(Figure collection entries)

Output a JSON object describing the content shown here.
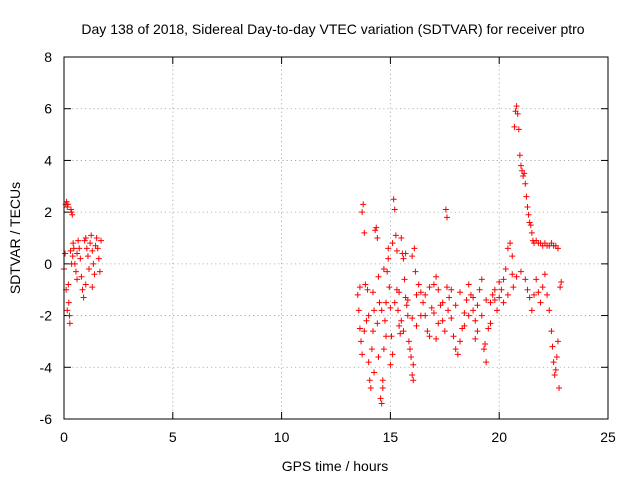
{
  "chart_data": {
    "type": "scatter",
    "title": "Day 138 of 2018, Sidereal Day-to-day VTEC variation (SDTVAR) for receiver ptro",
    "xlabel": "GPS time / hours",
    "ylabel": "SDTVAR / TECUs",
    "xlim": [
      0,
      25
    ],
    "ylim": [
      -6,
      8
    ],
    "x_ticks": [
      0,
      5,
      10,
      15,
      20,
      25
    ],
    "y_ticks": [
      -6,
      -4,
      -2,
      0,
      2,
      4,
      6,
      8
    ],
    "x_tick_labels": [
      "0",
      "5",
      "10",
      "15",
      "20",
      "25"
    ],
    "y_tick_labels": [
      "-6",
      "-4",
      "-2",
      "0",
      "2",
      "4",
      "6",
      "8"
    ],
    "grid": true,
    "marker": "plus",
    "color": "#ff0000",
    "series": [
      {
        "name": "SDTVAR",
        "points": [
          [
            0.0,
            -0.2
          ],
          [
            0.05,
            0.4
          ],
          [
            0.08,
            2.3
          ],
          [
            0.12,
            2.4
          ],
          [
            0.15,
            2.2
          ],
          [
            0.18,
            2.3
          ],
          [
            0.2,
            -0.8
          ],
          [
            0.22,
            -1.5
          ],
          [
            0.25,
            -2.0
          ],
          [
            0.27,
            -2.3
          ],
          [
            0.3,
            0.5
          ],
          [
            0.32,
            2.1
          ],
          [
            0.35,
            2.0
          ],
          [
            0.38,
            1.9
          ],
          [
            0.4,
            0.3
          ],
          [
            0.42,
            0.8
          ],
          [
            0.45,
            0.6
          ],
          [
            0.5,
            0.0
          ],
          [
            0.55,
            -0.3
          ],
          [
            0.6,
            0.4
          ],
          [
            0.65,
            0.9
          ],
          [
            0.7,
            0.6
          ],
          [
            0.75,
            0.2
          ],
          [
            0.8,
            -0.5
          ],
          [
            0.85,
            -1.0
          ],
          [
            0.9,
            -1.3
          ],
          [
            0.95,
            0.9
          ],
          [
            1.0,
            1.0
          ],
          [
            1.05,
            0.6
          ],
          [
            1.1,
            0.3
          ],
          [
            1.15,
            -0.2
          ],
          [
            1.2,
            0.8
          ],
          [
            1.25,
            1.1
          ],
          [
            1.3,
            0.5
          ],
          [
            1.35,
            0.0
          ],
          [
            1.4,
            -0.4
          ],
          [
            1.45,
            0.7
          ],
          [
            1.5,
            1.0
          ],
          [
            1.55,
            0.6
          ],
          [
            1.6,
            0.2
          ],
          [
            1.65,
            -0.3
          ],
          [
            1.7,
            0.9
          ],
          [
            0.1,
            -1.0
          ],
          [
            0.15,
            -1.8
          ],
          [
            0.35,
            0.0
          ],
          [
            0.6,
            -0.6
          ],
          [
            1.0,
            -0.8
          ],
          [
            1.3,
            -0.9
          ],
          [
            13.5,
            -1.2
          ],
          [
            13.55,
            -1.8
          ],
          [
            13.6,
            -2.5
          ],
          [
            13.65,
            -3.0
          ],
          [
            13.7,
            -3.5
          ],
          [
            13.75,
            2.3
          ],
          [
            13.8,
            1.2
          ],
          [
            13.85,
            -0.8
          ],
          [
            13.9,
            -2.2
          ],
          [
            13.95,
            -1.0
          ],
          [
            14.0,
            -3.8
          ],
          [
            14.05,
            -4.5
          ],
          [
            14.1,
            -4.8
          ],
          [
            14.15,
            -3.3
          ],
          [
            14.2,
            -2.6
          ],
          [
            14.25,
            -1.8
          ],
          [
            14.3,
            1.3
          ],
          [
            14.35,
            1.4
          ],
          [
            14.4,
            1.0
          ],
          [
            14.45,
            -0.5
          ],
          [
            14.5,
            -1.5
          ],
          [
            14.55,
            -5.2
          ],
          [
            14.6,
            -5.4
          ],
          [
            14.65,
            -4.5
          ],
          [
            14.7,
            -3.3
          ],
          [
            14.75,
            -2.2
          ],
          [
            14.8,
            -1.5
          ],
          [
            14.85,
            -0.3
          ],
          [
            14.9,
            0.2
          ],
          [
            14.95,
            -0.9
          ],
          [
            15.0,
            -1.7
          ],
          [
            15.05,
            -2.8
          ],
          [
            15.1,
            -3.5
          ],
          [
            15.15,
            2.5
          ],
          [
            15.2,
            2.1
          ],
          [
            15.25,
            1.1
          ],
          [
            15.3,
            -1.0
          ],
          [
            15.35,
            -1.8
          ],
          [
            15.4,
            -2.4
          ],
          [
            15.45,
            -2.7
          ],
          [
            15.5,
            -2.2
          ],
          [
            15.55,
            0.4
          ],
          [
            15.6,
            0.2
          ],
          [
            15.65,
            -0.6
          ],
          [
            15.7,
            -1.3
          ],
          [
            15.75,
            -1.6
          ],
          [
            15.8,
            -2.0
          ],
          [
            15.85,
            -3.0
          ],
          [
            15.9,
            -3.3
          ],
          [
            15.95,
            -3.6
          ],
          [
            16.0,
            -4.3
          ],
          [
            16.05,
            -4.5
          ],
          [
            16.1,
            0.6
          ],
          [
            16.15,
            -0.3
          ],
          [
            16.2,
            -1.2
          ],
          [
            16.3,
            -0.8
          ],
          [
            16.4,
            -1.1
          ],
          [
            16.5,
            -1.5
          ],
          [
            16.6,
            -2.0
          ],
          [
            16.7,
            -2.6
          ],
          [
            16.8,
            -2.8
          ],
          [
            16.9,
            -1.7
          ],
          [
            17.0,
            -0.8
          ],
          [
            17.1,
            -0.5
          ],
          [
            17.2,
            -1.0
          ],
          [
            17.3,
            -1.6
          ],
          [
            17.4,
            -2.2
          ],
          [
            17.5,
            -2.6
          ],
          [
            17.55,
            2.1
          ],
          [
            17.6,
            1.8
          ],
          [
            17.65,
            -1.8
          ],
          [
            17.7,
            -1.3
          ],
          [
            17.8,
            -1.0
          ],
          [
            17.9,
            -2.8
          ],
          [
            18.0,
            -3.3
          ],
          [
            18.1,
            -3.5
          ],
          [
            18.2,
            -3.0
          ],
          [
            18.3,
            -2.5
          ],
          [
            18.4,
            -1.9
          ],
          [
            18.5,
            -1.4
          ],
          [
            18.6,
            -0.8
          ],
          [
            18.7,
            -1.2
          ],
          [
            18.8,
            -1.8
          ],
          [
            18.9,
            -2.2
          ],
          [
            19.0,
            -1.6
          ],
          [
            19.1,
            -1.0
          ],
          [
            19.2,
            -0.6
          ],
          [
            19.3,
            -3.3
          ],
          [
            19.4,
            -3.8
          ],
          [
            19.5,
            -2.5
          ],
          [
            19.6,
            -1.5
          ],
          [
            19.7,
            -1.2
          ],
          [
            19.8,
            -1.4
          ],
          [
            19.9,
            -1.8
          ],
          [
            20.0,
            -1.3
          ],
          [
            20.1,
            -1.0
          ],
          [
            20.2,
            -0.6
          ],
          [
            20.3,
            -0.2
          ],
          [
            20.4,
            0.6
          ],
          [
            20.5,
            0.8
          ],
          [
            20.6,
            -0.4
          ],
          [
            20.65,
            -0.9
          ],
          [
            20.7,
            5.3
          ],
          [
            20.75,
            5.9
          ],
          [
            20.8,
            6.1
          ],
          [
            20.85,
            5.8
          ],
          [
            20.9,
            5.2
          ],
          [
            20.95,
            4.2
          ],
          [
            21.0,
            3.8
          ],
          [
            21.05,
            3.6
          ],
          [
            21.1,
            3.4
          ],
          [
            21.15,
            3.5
          ],
          [
            21.2,
            3.1
          ],
          [
            21.25,
            2.6
          ],
          [
            21.3,
            2.2
          ],
          [
            21.35,
            1.9
          ],
          [
            21.4,
            1.6
          ],
          [
            21.45,
            1.5
          ],
          [
            21.5,
            1.2
          ],
          [
            21.55,
            0.9
          ],
          [
            21.6,
            0.8
          ],
          [
            21.7,
            0.9
          ],
          [
            21.8,
            0.8
          ],
          [
            21.9,
            0.8
          ],
          [
            22.0,
            0.7
          ],
          [
            22.1,
            0.8
          ],
          [
            22.2,
            0.7
          ],
          [
            22.3,
            0.7
          ],
          [
            22.4,
            0.8
          ],
          [
            22.5,
            0.7
          ],
          [
            22.6,
            0.7
          ],
          [
            22.7,
            0.6
          ],
          [
            21.2,
            -0.6
          ],
          [
            21.3,
            -1.0
          ],
          [
            21.4,
            -1.3
          ],
          [
            21.5,
            -1.8
          ],
          [
            21.6,
            -1.2
          ],
          [
            21.7,
            -0.6
          ],
          [
            21.8,
            -1.1
          ],
          [
            21.9,
            -1.5
          ],
          [
            22.0,
            -0.9
          ],
          [
            22.1,
            -0.4
          ],
          [
            22.2,
            -1.2
          ],
          [
            22.3,
            -1.8
          ],
          [
            22.4,
            -2.6
          ],
          [
            22.45,
            -3.2
          ],
          [
            22.5,
            -3.8
          ],
          [
            22.55,
            -4.3
          ],
          [
            22.6,
            -4.1
          ],
          [
            22.65,
            -3.6
          ],
          [
            22.7,
            -3.0
          ],
          [
            22.75,
            -4.8
          ],
          [
            22.8,
            -0.9
          ],
          [
            22.85,
            -0.7
          ],
          [
            13.6,
            -0.9
          ],
          [
            13.8,
            -2.6
          ],
          [
            14.0,
            -2.0
          ],
          [
            14.2,
            -1.1
          ],
          [
            14.4,
            -2.3
          ],
          [
            14.6,
            -1.8
          ],
          [
            14.8,
            -2.8
          ],
          [
            15.0,
            -3.9
          ],
          [
            15.2,
            -1.5
          ],
          [
            15.4,
            -1.1
          ],
          [
            15.6,
            -2.6
          ],
          [
            15.8,
            -1.4
          ],
          [
            16.0,
            -2.1
          ],
          [
            16.2,
            -2.4
          ],
          [
            16.4,
            -2.0
          ],
          [
            16.6,
            -1.2
          ],
          [
            16.8,
            -0.9
          ],
          [
            17.0,
            -1.9
          ],
          [
            17.2,
            -2.3
          ],
          [
            17.4,
            -1.5
          ],
          [
            17.6,
            -0.9
          ],
          [
            17.8,
            -2.1
          ],
          [
            18.0,
            -1.6
          ],
          [
            18.2,
            -1.1
          ],
          [
            18.4,
            -2.4
          ],
          [
            18.6,
            -2.0
          ],
          [
            18.8,
            -1.3
          ],
          [
            19.0,
            -2.6
          ],
          [
            19.2,
            -2.0
          ],
          [
            19.4,
            -1.4
          ],
          [
            19.6,
            -2.3
          ],
          [
            19.8,
            -1.0
          ],
          [
            20.0,
            -0.7
          ],
          [
            20.2,
            -1.5
          ],
          [
            20.4,
            -1.2
          ],
          [
            20.6,
            0.3
          ],
          [
            20.8,
            -0.5
          ],
          [
            21.0,
            -0.3
          ],
          [
            15.1,
            0.8
          ],
          [
            15.3,
            0.5
          ],
          [
            15.5,
            1.0
          ],
          [
            15.7,
            0.4
          ],
          [
            16.0,
            0.3
          ],
          [
            14.9,
            0.6
          ],
          [
            14.7,
            -0.2
          ],
          [
            13.7,
            2.0
          ],
          [
            14.25,
            -4.2
          ],
          [
            14.45,
            -3.6
          ],
          [
            14.65,
            -4.8
          ],
          [
            16.05,
            -3.9
          ],
          [
            17.1,
            -2.9
          ],
          [
            18.9,
            -2.9
          ],
          [
            19.35,
            -3.1
          ]
        ]
      }
    ]
  }
}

- [SET EXERCISE]: Pull out every line in the data above that has the word "SDTVAR".

- [SOLVED EXERCISE]:
    "title": "Day 138 of 2018, Sidereal Day-to-day VTEC variation (SDTVAR) for receiver ptro",
    "ylabel": "SDTVAR / TECUs",
        "name": "SDTVAR",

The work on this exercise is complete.